Written instruction: Read the lines that follow and pick out every one containing the word "したいと思う".

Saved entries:
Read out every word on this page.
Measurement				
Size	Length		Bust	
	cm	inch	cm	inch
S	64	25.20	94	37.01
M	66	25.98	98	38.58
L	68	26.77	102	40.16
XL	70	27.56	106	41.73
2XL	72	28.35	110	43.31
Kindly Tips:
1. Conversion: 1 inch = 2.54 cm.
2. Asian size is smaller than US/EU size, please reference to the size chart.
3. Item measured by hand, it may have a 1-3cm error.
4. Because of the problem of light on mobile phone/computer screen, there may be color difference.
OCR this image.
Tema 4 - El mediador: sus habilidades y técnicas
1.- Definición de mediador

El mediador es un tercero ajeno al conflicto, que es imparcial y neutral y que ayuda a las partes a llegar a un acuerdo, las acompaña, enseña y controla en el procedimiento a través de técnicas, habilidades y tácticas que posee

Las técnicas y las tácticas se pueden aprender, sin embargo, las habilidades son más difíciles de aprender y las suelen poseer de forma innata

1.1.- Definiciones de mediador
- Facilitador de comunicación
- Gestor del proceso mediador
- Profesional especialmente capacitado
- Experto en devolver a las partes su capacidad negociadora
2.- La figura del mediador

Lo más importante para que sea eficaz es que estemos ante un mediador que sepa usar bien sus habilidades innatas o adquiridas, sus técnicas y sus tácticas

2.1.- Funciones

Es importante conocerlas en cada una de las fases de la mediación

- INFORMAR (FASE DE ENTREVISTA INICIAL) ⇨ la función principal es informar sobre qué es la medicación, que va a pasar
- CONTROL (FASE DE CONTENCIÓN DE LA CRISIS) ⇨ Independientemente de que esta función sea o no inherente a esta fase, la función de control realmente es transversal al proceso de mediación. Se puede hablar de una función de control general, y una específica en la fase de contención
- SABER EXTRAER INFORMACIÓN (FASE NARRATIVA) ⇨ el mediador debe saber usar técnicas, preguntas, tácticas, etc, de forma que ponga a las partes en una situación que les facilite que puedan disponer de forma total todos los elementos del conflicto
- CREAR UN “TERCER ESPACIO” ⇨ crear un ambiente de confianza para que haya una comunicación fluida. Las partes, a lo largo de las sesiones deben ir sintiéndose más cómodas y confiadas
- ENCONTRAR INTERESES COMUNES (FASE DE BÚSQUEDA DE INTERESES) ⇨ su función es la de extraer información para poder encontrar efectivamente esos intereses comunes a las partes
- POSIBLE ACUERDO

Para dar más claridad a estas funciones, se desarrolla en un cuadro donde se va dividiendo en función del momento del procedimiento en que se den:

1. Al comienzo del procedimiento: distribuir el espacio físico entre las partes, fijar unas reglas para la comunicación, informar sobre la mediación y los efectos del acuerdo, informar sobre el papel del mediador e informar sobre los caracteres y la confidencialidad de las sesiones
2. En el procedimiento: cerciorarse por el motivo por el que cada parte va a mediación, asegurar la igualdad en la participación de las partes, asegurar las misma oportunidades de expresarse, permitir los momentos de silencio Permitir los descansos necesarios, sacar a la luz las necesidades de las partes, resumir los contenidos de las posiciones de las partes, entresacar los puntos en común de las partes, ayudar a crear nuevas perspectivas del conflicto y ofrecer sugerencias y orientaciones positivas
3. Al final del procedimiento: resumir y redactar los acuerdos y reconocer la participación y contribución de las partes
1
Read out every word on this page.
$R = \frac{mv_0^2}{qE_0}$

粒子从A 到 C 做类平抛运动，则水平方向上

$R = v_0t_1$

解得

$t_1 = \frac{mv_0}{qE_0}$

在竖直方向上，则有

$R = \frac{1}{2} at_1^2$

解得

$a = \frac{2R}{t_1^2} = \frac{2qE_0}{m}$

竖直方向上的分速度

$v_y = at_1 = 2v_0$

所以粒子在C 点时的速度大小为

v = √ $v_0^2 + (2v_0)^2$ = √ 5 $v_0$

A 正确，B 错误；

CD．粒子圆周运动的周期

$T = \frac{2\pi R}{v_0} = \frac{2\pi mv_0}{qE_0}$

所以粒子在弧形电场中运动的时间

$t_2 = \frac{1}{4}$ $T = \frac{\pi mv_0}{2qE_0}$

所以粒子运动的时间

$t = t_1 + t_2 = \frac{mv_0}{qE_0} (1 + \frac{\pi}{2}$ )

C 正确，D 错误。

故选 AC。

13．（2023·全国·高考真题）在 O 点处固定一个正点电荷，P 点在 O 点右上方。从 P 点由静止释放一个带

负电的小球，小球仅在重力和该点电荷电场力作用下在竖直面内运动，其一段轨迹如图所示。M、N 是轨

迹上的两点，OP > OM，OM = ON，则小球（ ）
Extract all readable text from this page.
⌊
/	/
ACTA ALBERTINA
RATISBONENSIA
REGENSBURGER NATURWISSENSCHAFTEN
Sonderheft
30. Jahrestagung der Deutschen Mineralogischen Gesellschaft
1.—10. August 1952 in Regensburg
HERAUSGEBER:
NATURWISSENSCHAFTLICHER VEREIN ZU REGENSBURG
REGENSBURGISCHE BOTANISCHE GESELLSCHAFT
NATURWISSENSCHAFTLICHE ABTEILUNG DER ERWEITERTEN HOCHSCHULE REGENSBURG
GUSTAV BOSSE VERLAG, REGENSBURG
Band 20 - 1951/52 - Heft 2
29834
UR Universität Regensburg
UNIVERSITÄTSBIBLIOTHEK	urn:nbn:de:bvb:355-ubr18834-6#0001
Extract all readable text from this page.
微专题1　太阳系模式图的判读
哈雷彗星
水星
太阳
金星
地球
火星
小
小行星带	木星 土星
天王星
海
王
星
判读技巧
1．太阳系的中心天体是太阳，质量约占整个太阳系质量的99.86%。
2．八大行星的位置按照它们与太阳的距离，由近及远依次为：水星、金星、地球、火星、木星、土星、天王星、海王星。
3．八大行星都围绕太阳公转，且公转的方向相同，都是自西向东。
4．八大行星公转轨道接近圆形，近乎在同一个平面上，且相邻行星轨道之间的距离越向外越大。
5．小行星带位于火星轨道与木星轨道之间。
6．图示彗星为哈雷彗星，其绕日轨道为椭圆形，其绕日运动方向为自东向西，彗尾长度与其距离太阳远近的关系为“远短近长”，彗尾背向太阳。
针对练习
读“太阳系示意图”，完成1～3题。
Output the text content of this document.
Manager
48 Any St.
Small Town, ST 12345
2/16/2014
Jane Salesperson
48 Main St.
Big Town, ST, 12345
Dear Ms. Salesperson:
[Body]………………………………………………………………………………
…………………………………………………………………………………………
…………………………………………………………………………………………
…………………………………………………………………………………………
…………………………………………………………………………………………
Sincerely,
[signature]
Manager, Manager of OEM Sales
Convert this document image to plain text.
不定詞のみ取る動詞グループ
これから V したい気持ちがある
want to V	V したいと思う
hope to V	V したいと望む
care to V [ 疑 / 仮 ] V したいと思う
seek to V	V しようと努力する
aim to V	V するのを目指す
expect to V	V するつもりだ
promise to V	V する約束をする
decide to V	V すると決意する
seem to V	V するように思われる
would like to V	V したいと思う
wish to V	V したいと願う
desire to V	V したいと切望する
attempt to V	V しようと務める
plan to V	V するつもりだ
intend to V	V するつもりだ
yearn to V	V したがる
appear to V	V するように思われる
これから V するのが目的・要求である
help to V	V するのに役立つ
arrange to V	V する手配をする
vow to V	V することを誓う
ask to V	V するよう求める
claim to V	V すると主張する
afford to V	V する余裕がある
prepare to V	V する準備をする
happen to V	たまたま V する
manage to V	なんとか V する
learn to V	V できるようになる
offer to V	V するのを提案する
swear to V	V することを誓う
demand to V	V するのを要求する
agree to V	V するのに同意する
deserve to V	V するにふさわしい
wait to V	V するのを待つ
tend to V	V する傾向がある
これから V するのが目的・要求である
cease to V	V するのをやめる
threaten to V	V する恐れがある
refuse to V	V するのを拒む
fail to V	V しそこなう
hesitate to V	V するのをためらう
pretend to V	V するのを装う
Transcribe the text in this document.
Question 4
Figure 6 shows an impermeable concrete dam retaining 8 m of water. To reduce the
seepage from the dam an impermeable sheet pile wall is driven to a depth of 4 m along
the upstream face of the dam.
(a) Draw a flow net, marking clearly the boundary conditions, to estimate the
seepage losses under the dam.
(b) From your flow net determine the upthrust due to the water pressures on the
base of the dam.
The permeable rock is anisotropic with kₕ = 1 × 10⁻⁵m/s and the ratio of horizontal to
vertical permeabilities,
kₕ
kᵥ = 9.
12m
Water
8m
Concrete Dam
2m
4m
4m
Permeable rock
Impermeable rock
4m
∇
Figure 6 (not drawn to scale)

Answer for this exercise:
want to V	V したいと思う
care to V [ 疑 / 仮 ] V したいと思う
would like to V	V したいと思う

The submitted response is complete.